Aim — Send each entry back exactly as given, pictures excluded.

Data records

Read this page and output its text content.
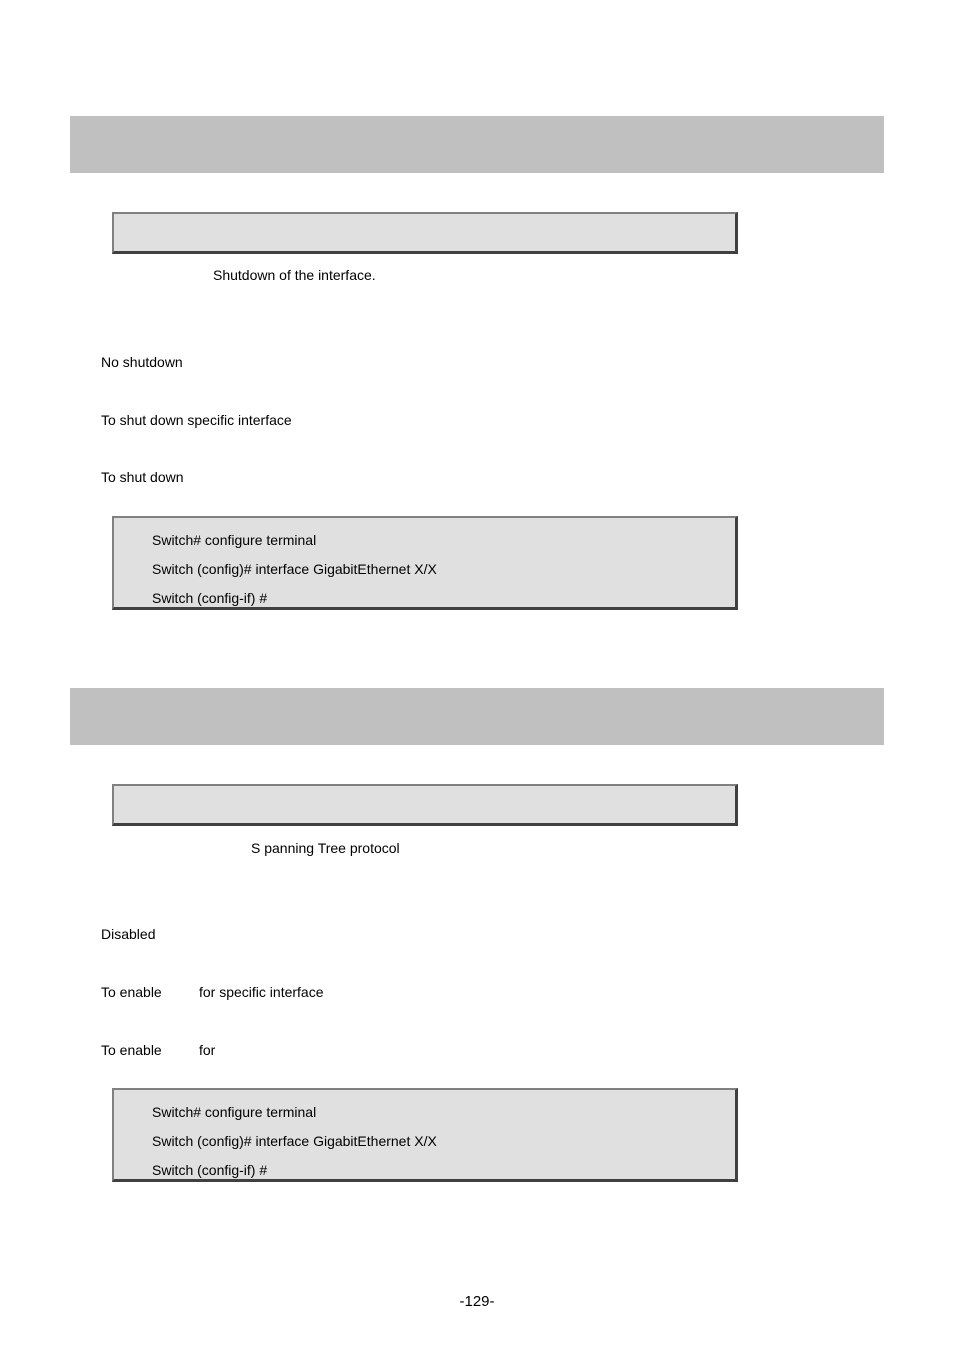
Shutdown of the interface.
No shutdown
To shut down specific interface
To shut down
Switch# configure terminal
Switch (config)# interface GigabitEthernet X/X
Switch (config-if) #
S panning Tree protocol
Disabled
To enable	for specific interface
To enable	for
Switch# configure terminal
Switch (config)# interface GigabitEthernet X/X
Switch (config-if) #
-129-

Exercise output —
Read this page and output its text content.
Shutdown of the interface.
No shutdown
To shut down specific interface
To shut down
Switch# configure terminal
Switch (config)# interface GigabitEthernet X/X
Switch (config-if) #
S panning Tree protocol
Disabled
To enable	for specific interface
To enable	for
Switch# configure terminal
Switch (config)# interface GigabitEthernet X/X
Switch (config-if) #
-129-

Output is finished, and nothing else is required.